### Direction
Extract each line of the entries that contains the string "请选择养宠类型", treating uppercase and lowercase as different.

### Data lines

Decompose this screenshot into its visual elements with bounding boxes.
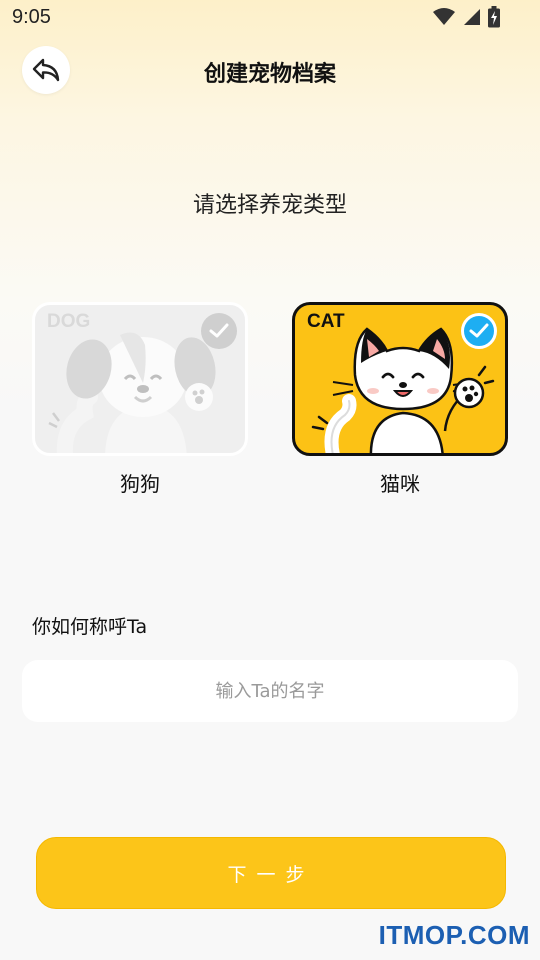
battery-charging-icon (488, 6, 500, 28)
signal-icon (464, 9, 480, 25)
pet-name-input[interactable] (22, 660, 518, 722)
pet-option-tag: CAT (307, 311, 345, 332)
pet-type-prompt: 请选择养宠类型 (192, 193, 347, 218)
create-pet-profile-screen: 9:05 创建宠物档案 请选择养宠类型 DOG 狗狗 CAT 猫咪 你如何称呼T… (0, 0, 540, 960)
pet-option-dog[interactable]: DOG (32, 302, 248, 456)
page-title: 创建宠物档案 (203, 62, 336, 87)
status-icons (432, 6, 500, 28)
check-icon (461, 313, 497, 349)
pet-option-cat[interactable]: CAT (292, 302, 508, 456)
wifi-icon (433, 8, 455, 25)
pet-option-label-dog[interactable]: 狗狗 (32, 468, 248, 497)
check-icon (201, 313, 237, 349)
next-step-button[interactable]: 下一步 (36, 837, 506, 909)
pet-option-label-cat[interactable]: 猫咪 (292, 468, 508, 497)
status-time: 9:05 (12, 6, 51, 28)
site-watermark: ITMOP.COM (378, 920, 530, 950)
status-bar: 9:05 (0, 0, 540, 36)
name-question-label: 你如何称呼Ta (32, 616, 148, 638)
pet-option-tag: DOG (47, 311, 91, 332)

### Full output
pet-type-prompt: 请选择养宠类型 (192, 193, 347, 218)
create-pet-profile-screen: 9:05 创建宠物档案 请选择养宠类型 DOG 狗狗 CAT 猫咪 你如何称呼T… (0, 0, 540, 960)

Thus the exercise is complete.